PROBLEM DESCRIPTION: Could you copy out each of the lines below, character for character, without changing anything?

SUPPLIED RECORDS:
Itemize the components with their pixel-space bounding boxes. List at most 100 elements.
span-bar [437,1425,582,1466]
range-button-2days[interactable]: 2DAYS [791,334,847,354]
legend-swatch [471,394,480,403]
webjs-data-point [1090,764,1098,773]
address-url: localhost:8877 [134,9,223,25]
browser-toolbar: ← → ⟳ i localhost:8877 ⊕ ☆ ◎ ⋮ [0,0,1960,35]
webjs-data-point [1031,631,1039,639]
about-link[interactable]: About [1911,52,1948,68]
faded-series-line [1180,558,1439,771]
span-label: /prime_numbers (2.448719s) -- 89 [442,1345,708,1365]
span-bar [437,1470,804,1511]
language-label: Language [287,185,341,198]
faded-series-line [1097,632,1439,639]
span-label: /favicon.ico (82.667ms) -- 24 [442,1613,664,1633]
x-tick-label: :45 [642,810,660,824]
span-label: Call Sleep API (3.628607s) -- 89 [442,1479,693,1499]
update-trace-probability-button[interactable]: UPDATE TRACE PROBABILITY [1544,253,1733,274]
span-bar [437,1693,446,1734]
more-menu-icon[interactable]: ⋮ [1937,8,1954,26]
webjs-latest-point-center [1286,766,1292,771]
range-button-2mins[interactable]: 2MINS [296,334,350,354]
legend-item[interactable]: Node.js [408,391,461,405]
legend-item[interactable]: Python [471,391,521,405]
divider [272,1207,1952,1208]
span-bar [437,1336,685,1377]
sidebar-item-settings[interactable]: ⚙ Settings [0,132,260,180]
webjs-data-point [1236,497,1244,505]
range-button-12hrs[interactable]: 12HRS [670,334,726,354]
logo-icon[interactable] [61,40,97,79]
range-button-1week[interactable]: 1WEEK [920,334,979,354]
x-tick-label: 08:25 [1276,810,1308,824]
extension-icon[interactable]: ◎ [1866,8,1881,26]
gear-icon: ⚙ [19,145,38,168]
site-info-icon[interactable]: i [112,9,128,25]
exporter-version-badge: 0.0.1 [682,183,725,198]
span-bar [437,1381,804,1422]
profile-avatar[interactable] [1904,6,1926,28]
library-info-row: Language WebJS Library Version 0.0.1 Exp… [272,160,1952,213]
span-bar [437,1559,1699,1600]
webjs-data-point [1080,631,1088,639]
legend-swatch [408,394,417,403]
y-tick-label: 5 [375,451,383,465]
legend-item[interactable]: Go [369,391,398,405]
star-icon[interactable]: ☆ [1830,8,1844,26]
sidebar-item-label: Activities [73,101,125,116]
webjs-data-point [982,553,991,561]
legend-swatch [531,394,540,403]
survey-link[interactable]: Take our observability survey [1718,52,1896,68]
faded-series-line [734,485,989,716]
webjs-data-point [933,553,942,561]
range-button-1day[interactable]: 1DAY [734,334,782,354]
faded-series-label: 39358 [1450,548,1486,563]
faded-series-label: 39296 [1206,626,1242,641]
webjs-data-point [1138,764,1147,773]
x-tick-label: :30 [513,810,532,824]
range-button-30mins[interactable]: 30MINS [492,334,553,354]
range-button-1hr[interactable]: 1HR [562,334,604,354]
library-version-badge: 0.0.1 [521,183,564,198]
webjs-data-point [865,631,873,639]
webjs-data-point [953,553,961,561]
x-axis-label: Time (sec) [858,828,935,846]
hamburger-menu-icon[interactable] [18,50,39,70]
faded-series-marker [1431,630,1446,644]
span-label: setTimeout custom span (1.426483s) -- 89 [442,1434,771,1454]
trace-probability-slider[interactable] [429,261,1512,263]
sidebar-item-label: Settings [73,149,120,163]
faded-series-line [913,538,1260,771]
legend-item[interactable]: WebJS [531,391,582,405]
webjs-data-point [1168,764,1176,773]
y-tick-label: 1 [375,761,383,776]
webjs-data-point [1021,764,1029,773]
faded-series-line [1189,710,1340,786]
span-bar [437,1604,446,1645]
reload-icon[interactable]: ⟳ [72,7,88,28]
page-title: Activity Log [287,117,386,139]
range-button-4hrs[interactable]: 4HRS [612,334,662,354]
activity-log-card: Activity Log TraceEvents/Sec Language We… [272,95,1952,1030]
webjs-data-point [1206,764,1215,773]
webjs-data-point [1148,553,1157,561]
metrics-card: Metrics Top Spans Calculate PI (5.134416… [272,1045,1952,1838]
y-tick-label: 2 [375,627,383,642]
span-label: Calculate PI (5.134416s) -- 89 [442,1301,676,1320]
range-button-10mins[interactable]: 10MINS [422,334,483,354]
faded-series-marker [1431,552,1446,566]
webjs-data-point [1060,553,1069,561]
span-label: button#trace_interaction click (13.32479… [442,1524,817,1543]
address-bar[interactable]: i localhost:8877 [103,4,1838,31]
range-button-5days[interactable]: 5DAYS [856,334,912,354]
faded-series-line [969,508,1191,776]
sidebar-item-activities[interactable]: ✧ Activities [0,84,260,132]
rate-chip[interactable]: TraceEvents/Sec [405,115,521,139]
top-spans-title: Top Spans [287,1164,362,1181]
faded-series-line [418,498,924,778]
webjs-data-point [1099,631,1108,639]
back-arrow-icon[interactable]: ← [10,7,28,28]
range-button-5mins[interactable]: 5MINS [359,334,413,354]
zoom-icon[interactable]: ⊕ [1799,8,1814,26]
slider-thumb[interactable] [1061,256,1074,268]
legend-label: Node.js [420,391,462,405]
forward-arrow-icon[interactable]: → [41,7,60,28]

ANSWER BELOW:
Itemize the components with their pixel-space bounding boxes. List at most 100 elements.
span-bar [437,1425,582,1466]
range-button-2days[interactable]: 2DAYS [791,334,847,354]
legend-swatch [471,394,480,403]
webjs-data-point [1090,764,1098,773]
address-url: localhost:8877 [134,9,223,25]
browser-toolbar: ← → ⟳ i localhost:8877 ⊕ ☆ ◎ ⋮ [0,0,1960,35]
webjs-data-point [1031,631,1039,639]
about-link[interactable]: About [1911,52,1948,68]
faded-series-line [1180,558,1439,771]
span-label: /prime_numbers (2.448719s) -- 89 [442,1345,708,1365]
span-bar [437,1470,804,1511]
language-label: Language [287,185,341,198]
faded-series-line [1097,632,1439,639]
span-label: /favicon.ico (82.667ms) -- 24 [442,1613,664,1633]
x-tick-label: :45 [642,810,660,824]
span-label: Call Sleep API (3.628607s) -- 89 [442,1479,693,1499]
update-trace-probability-button[interactable]: UPDATE TRACE PROBABILITY [1544,253,1733,274]
span-bar [437,1693,446,1734]
more-menu-icon[interactable]: ⋮ [1937,8,1954,26]
webjs-latest-point-center [1286,766,1292,771]
range-button-2mins[interactable]: 2MINS [296,334,350,354]
legend-item[interactable]: Node.js [408,391,461,405]
legend-item[interactable]: Python [471,391,521,405]
divider [272,1207,1952,1208]
span-bar [437,1336,685,1377]
sidebar-item-settings[interactable]: ⚙ Settings [0,132,260,180]
webjs-data-point [1236,497,1244,505]
range-button-12hrs[interactable]: 12HRS [670,334,726,354]
logo-icon[interactable] [61,40,97,79]
range-button-1week[interactable]: 1WEEK [920,334,979,354]
x-tick-label: 08:25 [1276,810,1308,824]
extension-icon[interactable]: ◎ [1866,8,1881,26]
gear-icon: ⚙ [19,145,38,168]
site-info-icon[interactable]: i [112,9,128,25]
exporter-version-badge: 0.0.1 [682,183,725,198]
span-bar [437,1381,804,1422]
profile-avatar[interactable] [1904,6,1926,28]
library-info-row: Language WebJS Library Version 0.0.1 Exp… [272,160,1952,213]
span-bar [437,1559,1699,1600]
webjs-data-point [1080,631,1088,639]
legend-swatch [408,394,417,403]
y-tick-label: 5 [375,451,383,465]
legend-item[interactable]: Go [369,391,398,405]
star-icon[interactable]: ☆ [1830,8,1844,26]
sidebar-item-label: Activities [73,101,125,116]
webjs-data-point [982,553,991,561]
legend-swatch [531,394,540,403]
survey-link[interactable]: Take our observability survey [1718,52,1896,68]
faded-series-line [734,485,989,716]
webjs-data-point [933,553,942,561]
range-button-1day[interactable]: 1DAY [734,334,782,354]
faded-series-label: 39358 [1450,548,1486,563]
faded-series-label: 39296 [1206,626,1242,641]
webjs-data-point [1138,764,1147,773]
x-tick-label: :30 [513,810,532,824]
range-button-30mins[interactable]: 30MINS [492,334,553,354]
range-button-1hr[interactable]: 1HR [562,334,604,354]
library-version-badge: 0.0.1 [521,183,564,198]
webjs-data-point [865,631,873,639]
webjs-data-point [953,553,961,561]
x-axis-label: Time (sec) [858,828,935,846]
hamburger-menu-icon[interactable] [18,50,39,70]
faded-series-marker [1431,630,1446,644]
span-label: setTimeout custom span (1.426483s) -- 89 [442,1434,771,1454]
trace-probability-slider[interactable] [429,261,1512,263]
sidebar-item-label: Settings [73,149,120,163]
faded-series-line [913,538,1260,771]
legend-item[interactable]: WebJS [531,391,582,405]
webjs-data-point [1168,764,1176,773]
y-tick-label: 1 [375,761,383,776]
webjs-data-point [1021,764,1029,773]
faded-series-line [1189,710,1340,786]
span-bar [437,1604,446,1645]
reload-icon[interactable]: ⟳ [72,7,88,28]
page-title: Activity Log [287,117,386,139]
range-button-4hrs[interactable]: 4HRS [612,334,662,354]
activity-log-card: Activity Log TraceEvents/Sec Language We… [272,95,1952,1030]
webjs-data-point [1206,764,1215,773]
webjs-data-point [1148,553,1157,561]
metrics-card: Metrics Top Spans Calculate PI (5.134416… [272,1045,1952,1838]
y-tick-label: 2 [375,627,383,642]
span-label: Calculate PI (5.134416s) -- 89 [442,1301,676,1320]
range-button-10mins[interactable]: 10MINS [422,334,483,354]
faded-series-marker [1431,552,1446,566]
webjs-data-point [1060,553,1069,561]
span-label: button#trace_interaction click (13.32479… [442,1524,817,1543]
address-bar[interactable]: i localhost:8877 [103,4,1838,31]
range-button-5days[interactable]: 5DAYS [856,334,912,354]
faded-series-line [969,508,1191,776]
sidebar-item-activities[interactable]: ✧ Activities [0,84,260,132]
rate-chip[interactable]: TraceEvents/Sec [405,115,521,139]
top-spans-title: Top Spans [287,1164,362,1181]
faded-series-line [418,498,924,778]
webjs-data-point [1099,631,1108,639]
back-arrow-icon[interactable]: ← [10,7,28,28]
range-button-5mins[interactable]: 5MINS [359,334,413,354]
zoom-icon[interactable]: ⊕ [1799,8,1814,26]
slider-thumb[interactable] [1061,256,1074,268]
legend-label: Node.js [420,391,462,405]
forward-arrow-icon[interactable]: → [41,7,60,28]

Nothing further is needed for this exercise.